WHAT YOU HAVE TO DO>
What lines of the data include the string "name"? Copy them all.

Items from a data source
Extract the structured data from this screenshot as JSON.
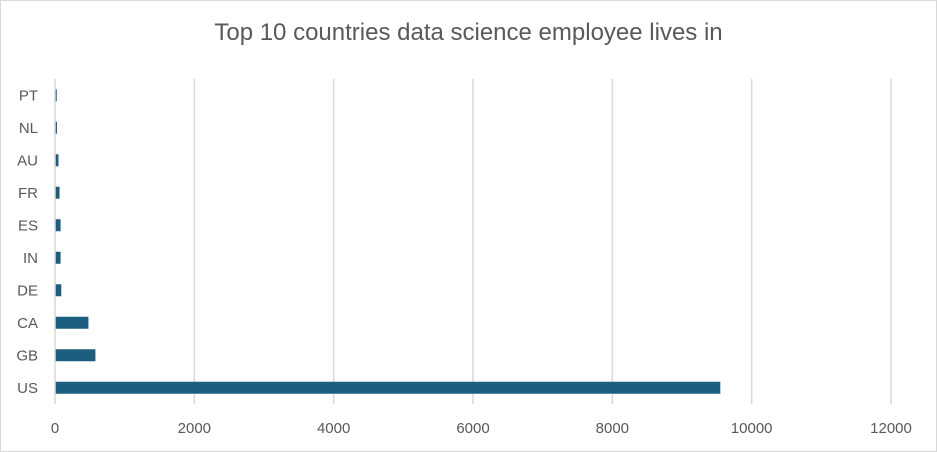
{
  "chart_data": {
    "type": "bar",
    "orientation": "horizontal",
    "title": "Top 10 countries data science employee lives in",
    "xlabel": "",
    "ylabel": "",
    "categories": [
      "US",
      "GB",
      "CA",
      "DE",
      "IN",
      "ES",
      "FR",
      "AU",
      "NL",
      "PT"
    ],
    "values": [
      9550,
      580,
      480,
      90,
      80,
      80,
      65,
      50,
      28,
      25
    ],
    "xlim": [
      0,
      12000
    ],
    "xticks": [
      0,
      2000,
      4000,
      6000,
      8000,
      10000,
      12000
    ],
    "grid": "vertical",
    "legend": "none",
    "bar_color": "#1b5e7e",
    "grid_color": "#d9d9d9"
  }
}
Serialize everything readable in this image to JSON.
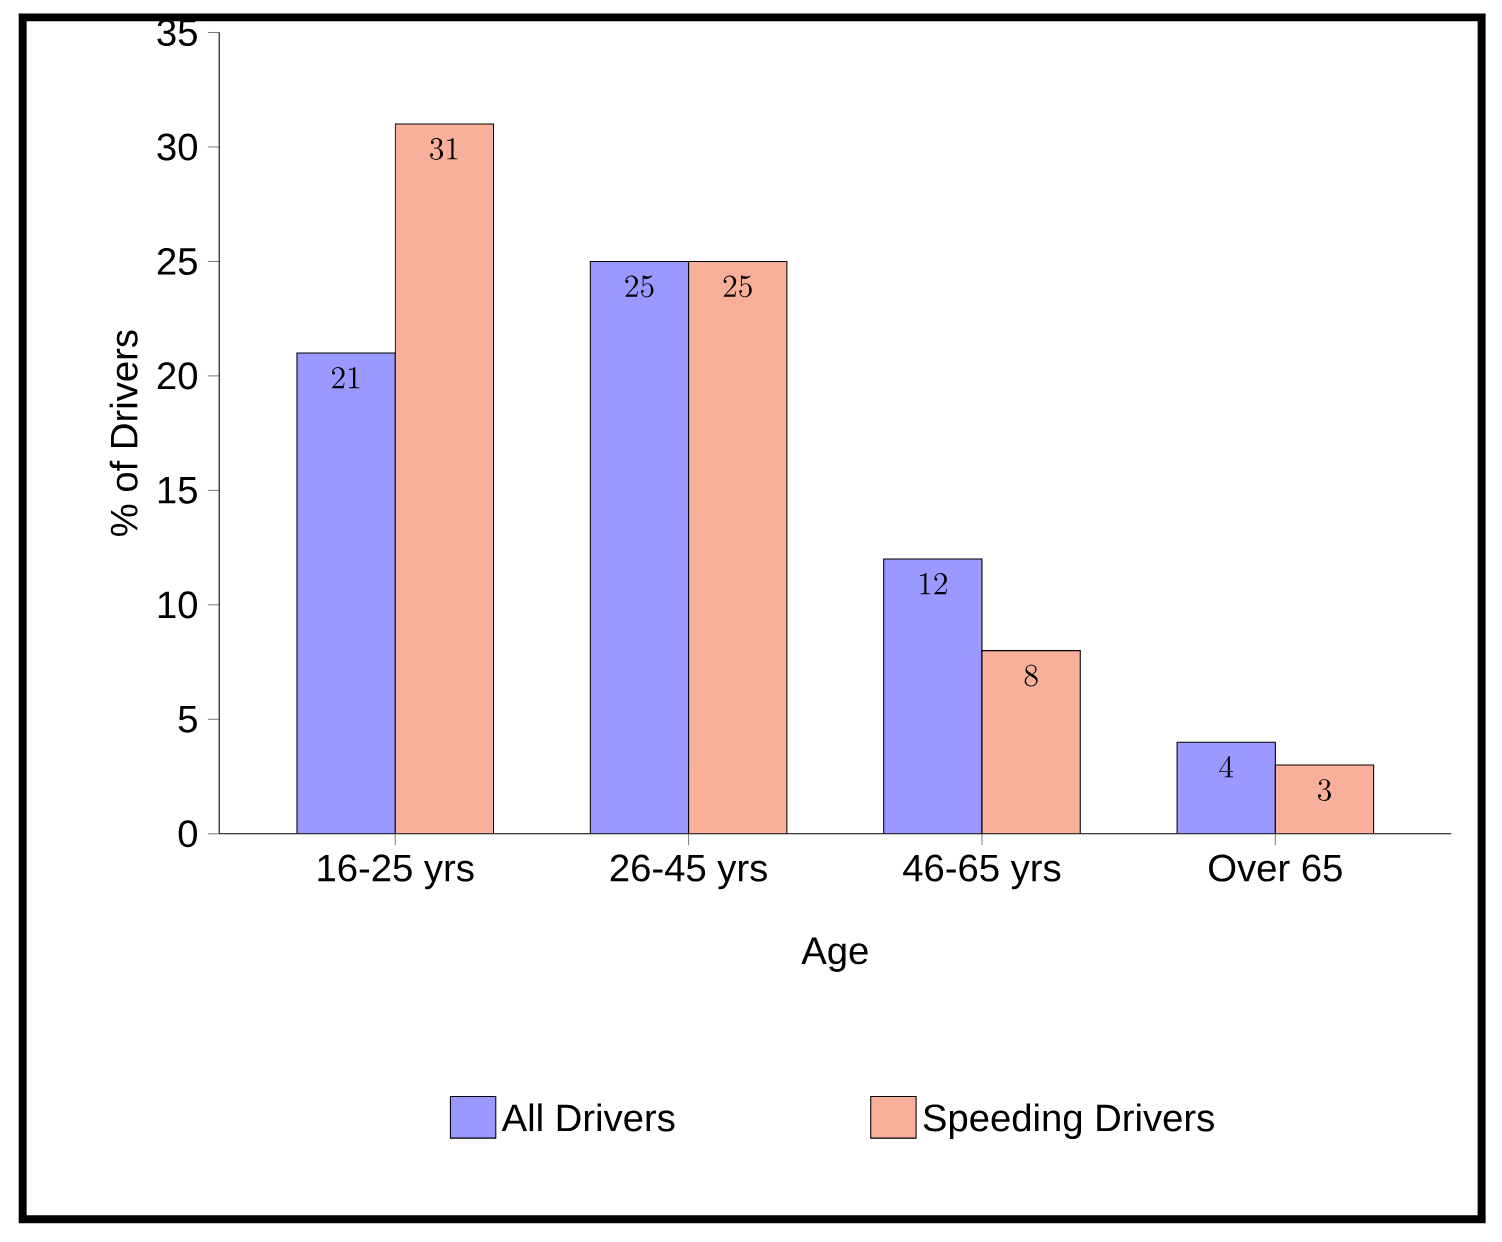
{
  "chart_data": {
    "type": "bar",
    "xlabel": "Age",
    "ylabel": "% of Drivers",
    "categories": [
      "16-25 yrs",
      "26-45 yrs",
      "46-65 yrs",
      "Over 65"
    ],
    "series": [
      {
        "name": "All Drivers",
        "color": "#9999ff",
        "values": [
          21,
          25,
          12,
          4
        ]
      },
      {
        "name": "Speeding Drivers",
        "color": "#f9b09a",
        "values": [
          31,
          25,
          8,
          3
        ]
      }
    ],
    "ylim": [
      0,
      35
    ],
    "yticks": [
      0,
      5,
      10,
      15,
      20,
      25,
      30,
      35
    ],
    "data_labels": true,
    "legend": "bottom",
    "grid": false
  }
}
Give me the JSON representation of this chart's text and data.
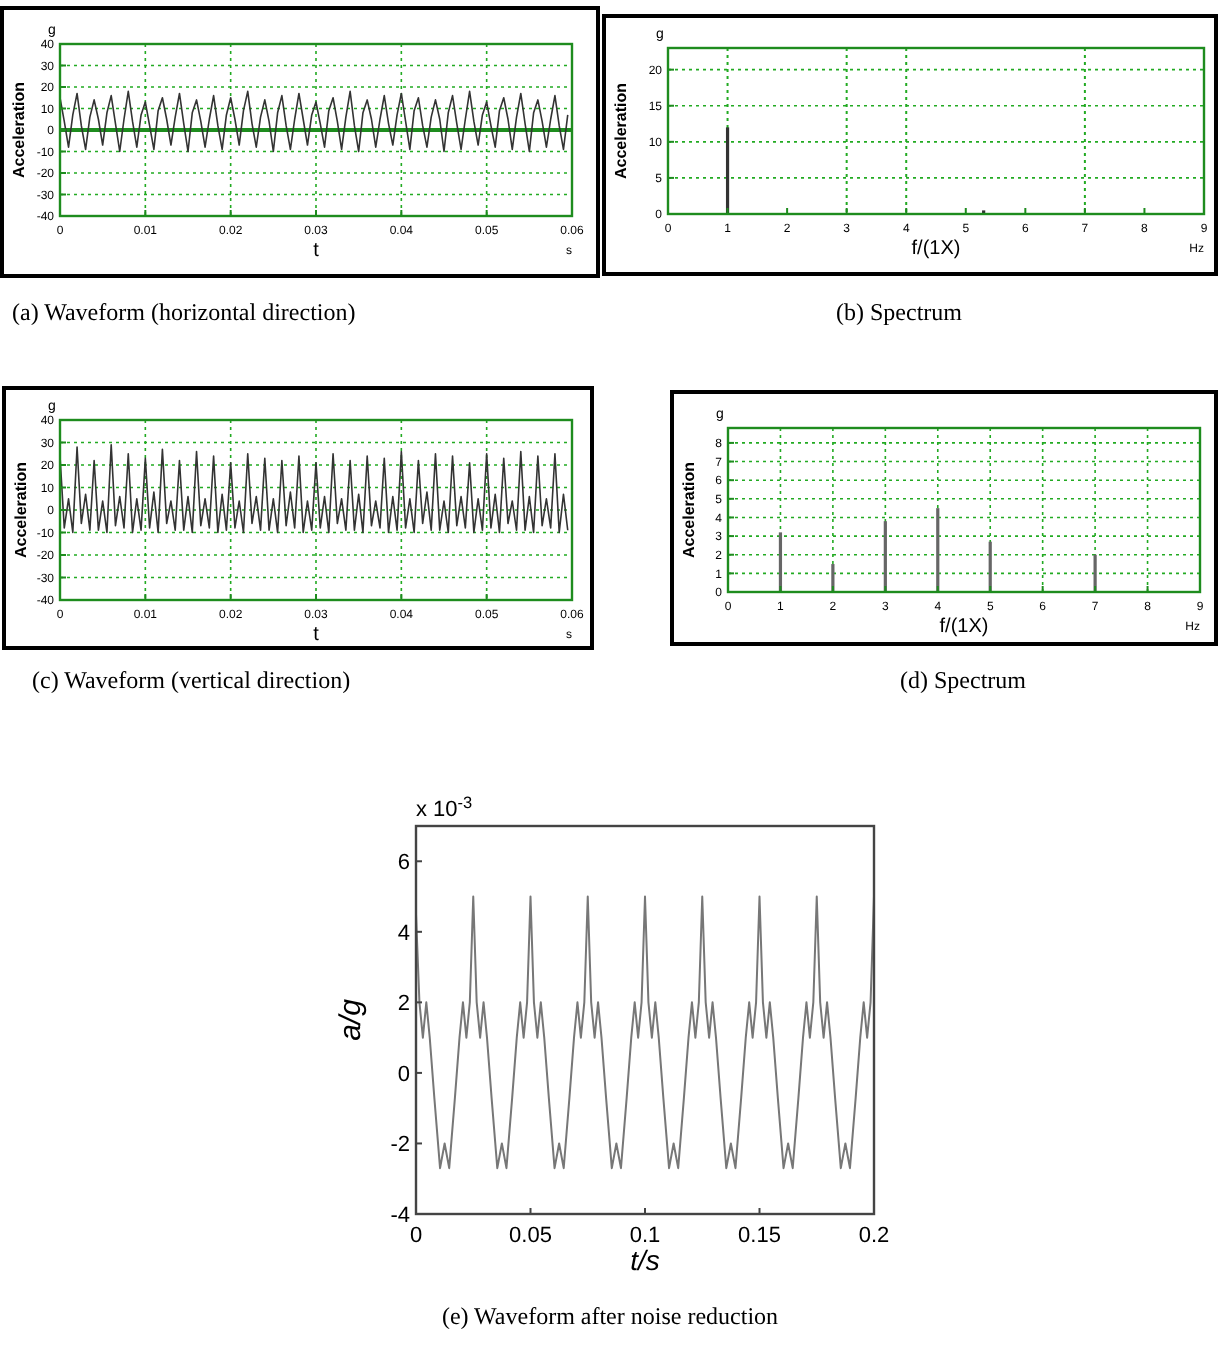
{
  "chart_data": [
    {
      "type": "line",
      "title": "(a) Waveform (horizontal direction)",
      "xlabel": "t",
      "ylabel": "Acceleration",
      "annotations": [
        "g",
        "s"
      ],
      "xlim": [
        0,
        0.06
      ],
      "xticks": [
        0,
        0.01,
        0.02,
        0.03,
        0.04,
        0.05,
        0.06
      ],
      "ylim": [
        -40,
        40
      ],
      "yticks": [
        -40,
        -30,
        -20,
        -10,
        0,
        10,
        20,
        30,
        40
      ],
      "grid": true,
      "ref_lines": [
        {
          "axis": "y",
          "value": 0,
          "color": "#1e8c1e"
        }
      ],
      "x": [
        0,
        0.0005,
        0.001,
        0.0015,
        0.002,
        0.0025,
        0.003,
        0.0035,
        0.004,
        0.0045,
        0.005,
        0.0055,
        0.006,
        0.0065,
        0.007,
        0.0075,
        0.008,
        0.0085,
        0.009,
        0.0095,
        0.01,
        0.0105,
        0.011,
        0.0115,
        0.012,
        0.0125,
        0.013,
        0.0135,
        0.014,
        0.0145,
        0.015,
        0.0155,
        0.016,
        0.0165,
        0.017,
        0.0175,
        0.018,
        0.0185,
        0.019,
        0.0195,
        0.02,
        0.0205,
        0.021,
        0.0215,
        0.022,
        0.0225,
        0.023,
        0.0235,
        0.024,
        0.0245,
        0.025,
        0.0255,
        0.026,
        0.0265,
        0.027,
        0.0275,
        0.028,
        0.0285,
        0.029,
        0.0295,
        0.03,
        0.0305,
        0.031,
        0.0315,
        0.032,
        0.0325,
        0.033,
        0.0335,
        0.034,
        0.0345,
        0.035,
        0.0355,
        0.036,
        0.0365,
        0.037,
        0.0375,
        0.038,
        0.0385,
        0.039,
        0.0395,
        0.04,
        0.0405,
        0.041,
        0.0415,
        0.042,
        0.0425,
        0.043,
        0.0435,
        0.044,
        0.0445,
        0.045,
        0.0455,
        0.046,
        0.0465,
        0.047,
        0.0475,
        0.048,
        0.0485,
        0.049,
        0.0495,
        0.05,
        0.0505,
        0.051,
        0.0515,
        0.052,
        0.0525,
        0.053,
        0.0535,
        0.054,
        0.0545,
        0.055,
        0.0555,
        0.056,
        0.0565,
        0.057,
        0.0575,
        0.058,
        0.0585,
        0.059,
        0.0595
      ],
      "series": [
        {
          "color": "#333333",
          "values": [
            15,
            4,
            -8,
            7,
            17,
            2,
            -9,
            6,
            14,
            5,
            -7,
            8,
            16,
            3,
            -10,
            5,
            18,
            4,
            -8,
            7,
            13,
            2,
            -9,
            9,
            15,
            5,
            -7,
            6,
            17,
            3,
            -10,
            8,
            14,
            4,
            -8,
            5,
            16,
            2,
            -9,
            7,
            15,
            5,
            -7,
            9,
            18,
            3,
            -8,
            6,
            14,
            4,
            -10,
            8,
            16,
            2,
            -9,
            5,
            17,
            5,
            -7,
            7,
            13,
            3,
            -8,
            9,
            15,
            4,
            -9,
            6,
            18,
            2,
            -10,
            8,
            14,
            5,
            -8,
            5,
            16,
            3,
            -7,
            7,
            17,
            4,
            -9,
            9,
            15,
            2,
            -8,
            6,
            14,
            5,
            -10,
            8,
            16,
            3,
            -9,
            5,
            18,
            4,
            -7,
            7,
            13,
            2,
            -8,
            9,
            15,
            5,
            -9,
            6,
            17,
            3,
            -10,
            8,
            14,
            4,
            -8,
            5,
            16,
            2,
            -9,
            7
          ]
        }
      ]
    },
    {
      "type": "bar",
      "title": "(b) Spectrum",
      "xlabel": "f/(1X)",
      "ylabel": "Acceleration",
      "annotations": [
        "g",
        "Hz"
      ],
      "xlim": [
        0,
        9
      ],
      "xticks": [
        0,
        1,
        2,
        3,
        4,
        5,
        6,
        7,
        8,
        9
      ],
      "ylim": [
        0,
        23
      ],
      "yticks": [
        0,
        5,
        10,
        15,
        20
      ],
      "grid": "y",
      "ref_lines": [
        {
          "axis": "x",
          "value": 1,
          "color": "#22aa22",
          "line_style": "dotted"
        },
        {
          "axis": "x",
          "value": 3,
          "color": "#22aa22",
          "line_style": "dotted"
        },
        {
          "axis": "x",
          "value": 4,
          "color": "#22aa22",
          "line_style": "dotted"
        },
        {
          "axis": "x",
          "value": 7,
          "color": "#22aa22",
          "line_style": "dotted"
        }
      ],
      "x": [
        1,
        5.3
      ],
      "series": [
        {
          "color": "#333333",
          "values": [
            12,
            0.5
          ]
        }
      ]
    },
    {
      "type": "line",
      "title": "(c) Waveform (vertical direction)",
      "xlabel": "t",
      "ylabel": "Acceleration",
      "annotations": [
        "g",
        "s"
      ],
      "xlim": [
        0,
        0.06
      ],
      "xticks": [
        0,
        0.01,
        0.02,
        0.03,
        0.04,
        0.05,
        0.06
      ],
      "ylim": [
        -40,
        40
      ],
      "yticks": [
        -40,
        -30,
        -20,
        -10,
        0,
        10,
        20,
        30,
        40
      ],
      "grid": true,
      "x": [
        0,
        0.0005,
        0.001,
        0.0015,
        0.002,
        0.0025,
        0.003,
        0.0035,
        0.004,
        0.0045,
        0.005,
        0.0055,
        0.006,
        0.0065,
        0.007,
        0.0075,
        0.008,
        0.0085,
        0.009,
        0.0095,
        0.01,
        0.0105,
        0.011,
        0.0115,
        0.012,
        0.0125,
        0.013,
        0.0135,
        0.014,
        0.0145,
        0.015,
        0.0155,
        0.016,
        0.0165,
        0.017,
        0.0175,
        0.018,
        0.0185,
        0.019,
        0.0195,
        0.02,
        0.0205,
        0.021,
        0.0215,
        0.022,
        0.0225,
        0.023,
        0.0235,
        0.024,
        0.0245,
        0.025,
        0.0255,
        0.026,
        0.0265,
        0.027,
        0.0275,
        0.028,
        0.0285,
        0.029,
        0.0295,
        0.03,
        0.0305,
        0.031,
        0.0315,
        0.032,
        0.0325,
        0.033,
        0.0335,
        0.034,
        0.0345,
        0.035,
        0.0355,
        0.036,
        0.0365,
        0.037,
        0.0375,
        0.038,
        0.0385,
        0.039,
        0.0395,
        0.04,
        0.0405,
        0.041,
        0.0415,
        0.042,
        0.0425,
        0.043,
        0.0435,
        0.044,
        0.0445,
        0.045,
        0.0455,
        0.046,
        0.0465,
        0.047,
        0.0475,
        0.048,
        0.0485,
        0.049,
        0.0495,
        0.05,
        0.0505,
        0.051,
        0.0515,
        0.052,
        0.0525,
        0.053,
        0.0535,
        0.054,
        0.0545,
        0.055,
        0.0555,
        0.056,
        0.0565,
        0.057,
        0.0575,
        0.058,
        0.0585,
        0.059,
        0.0595
      ],
      "series": [
        {
          "color": "#333333",
          "values": [
            24,
            -8,
            5,
            -10,
            28,
            -6,
            7,
            -9,
            22,
            -9,
            4,
            -10,
            29,
            -7,
            6,
            -8,
            25,
            -10,
            5,
            -9,
            23,
            -8,
            8,
            -10,
            27,
            -6,
            4,
            -9,
            22,
            -9,
            6,
            -10,
            26,
            -7,
            5,
            -8,
            24,
            -10,
            7,
            -9,
            21,
            -8,
            4,
            -10,
            25,
            -6,
            6,
            -9,
            23,
            -9,
            5,
            -10,
            22,
            -7,
            8,
            -8,
            24,
            -10,
            4,
            -9,
            21,
            -8,
            6,
            -10,
            25,
            -6,
            5,
            -9,
            22,
            -9,
            7,
            -10,
            24,
            -7,
            4,
            -8,
            23,
            -10,
            6,
            -9,
            26,
            -8,
            5,
            -10,
            22,
            -6,
            8,
            -9,
            25,
            -9,
            4,
            -10,
            24,
            -7,
            6,
            -8,
            21,
            -10,
            5,
            -9,
            25,
            -8,
            7,
            -10,
            23,
            -6,
            4,
            -9,
            26,
            -9,
            6,
            -10,
            24,
            -7,
            5,
            -8,
            25,
            -10,
            7,
            -9
          ]
        }
      ]
    },
    {
      "type": "bar",
      "title": "(d) Spectrum",
      "xlabel": "f/(1X)",
      "ylabel": "Acceleration",
      "annotations": [
        "g",
        "Hz"
      ],
      "xlim": [
        0,
        9
      ],
      "xticks": [
        0,
        1,
        2,
        3,
        4,
        5,
        6,
        7,
        8,
        9
      ],
      "ylim": [
        0,
        8.8
      ],
      "yticks": [
        0,
        1,
        2,
        3,
        4,
        5,
        6,
        7,
        8
      ],
      "grid": true,
      "x": [
        1,
        2,
        3,
        4,
        5,
        7
      ],
      "series": [
        {
          "color": "#666666",
          "values": [
            3.2,
            1.5,
            3.8,
            4.5,
            2.7,
            2.0
          ]
        }
      ]
    },
    {
      "type": "line",
      "title": "(e) Waveform after noise reduction",
      "xlabel": "t/s",
      "ylabel": "a/g",
      "annotations": [
        "x 10$^{-3}$"
      ],
      "xlim": [
        0,
        0.2
      ],
      "xticks": [
        0,
        0.05,
        0.1,
        0.15,
        0.2
      ],
      "ylim": [
        -4,
        7
      ],
      "yticks": [
        -4,
        -2,
        0,
        2,
        4,
        6
      ],
      "x": [
        0,
        0.0015,
        0.003,
        0.0045,
        0.006,
        0.008,
        0.0105,
        0.0125,
        0.0145,
        0.017,
        0.019,
        0.0205,
        0.022,
        0.0235,
        0.025,
        0.0265,
        0.028,
        0.0295,
        0.031,
        0.033,
        0.0355,
        0.0375,
        0.0395,
        0.042,
        0.044,
        0.0455,
        0.047,
        0.0485,
        0.05,
        0.0515,
        0.053,
        0.0545,
        0.056,
        0.058,
        0.0605,
        0.0625,
        0.0645,
        0.067,
        0.069,
        0.0705,
        0.072,
        0.0735,
        0.075,
        0.0765,
        0.078,
        0.0795,
        0.081,
        0.083,
        0.0855,
        0.0875,
        0.0895,
        0.092,
        0.094,
        0.0955,
        0.097,
        0.0985,
        0.1,
        0.1015,
        0.103,
        0.1045,
        0.106,
        0.108,
        0.1105,
        0.1125,
        0.1145,
        0.117,
        0.119,
        0.1205,
        0.122,
        0.1235,
        0.125,
        0.1265,
        0.128,
        0.1295,
        0.131,
        0.133,
        0.1355,
        0.1375,
        0.1395,
        0.142,
        0.144,
        0.1455,
        0.147,
        0.1485,
        0.15,
        0.1515,
        0.153,
        0.1545,
        0.156,
        0.158,
        0.1605,
        0.1625,
        0.1645,
        0.167,
        0.169,
        0.1705,
        0.172,
        0.1735,
        0.175,
        0.1765,
        0.178,
        0.1795,
        0.181,
        0.183,
        0.1855,
        0.1875,
        0.1895,
        0.192,
        0.194,
        0.1955,
        0.197,
        0.1985,
        0.2
      ],
      "series": [
        {
          "color": "#777777",
          "values": [
            4.5,
            2,
            1,
            2,
            1,
            -0.7,
            -2.7,
            -2,
            -2.7,
            -0.7,
            1,
            2,
            1,
            2,
            5,
            2,
            1,
            2,
            1,
            -0.7,
            -2.7,
            -2,
            -2.7,
            -0.7,
            1,
            2,
            1,
            2,
            5,
            2,
            1,
            2,
            1,
            -0.7,
            -2.7,
            -2,
            -2.7,
            -0.7,
            1,
            2,
            1,
            2,
            5,
            2,
            1,
            2,
            1,
            -0.7,
            -2.7,
            -2,
            -2.7,
            -0.7,
            1,
            2,
            1,
            2,
            5,
            2,
            1,
            2,
            1,
            -0.7,
            -2.7,
            -2,
            -2.7,
            -0.7,
            1,
            2,
            1,
            2,
            5,
            2,
            1,
            2,
            1,
            -0.7,
            -2.7,
            -2,
            -2.7,
            -0.7,
            1,
            2,
            1,
            2,
            5,
            2,
            1,
            2,
            1,
            -0.7,
            -2.7,
            -2,
            -2.7,
            -0.7,
            1,
            2,
            1,
            2,
            5,
            2,
            1,
            2,
            1,
            -0.7,
            -2.7,
            -2,
            -2.7,
            -0.7,
            1,
            2,
            1,
            2,
            5
          ]
        }
      ]
    }
  ]
}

COMPLETED EXERCISE>
        "name": "All Drivers",
        "name": "Speeding Drivers",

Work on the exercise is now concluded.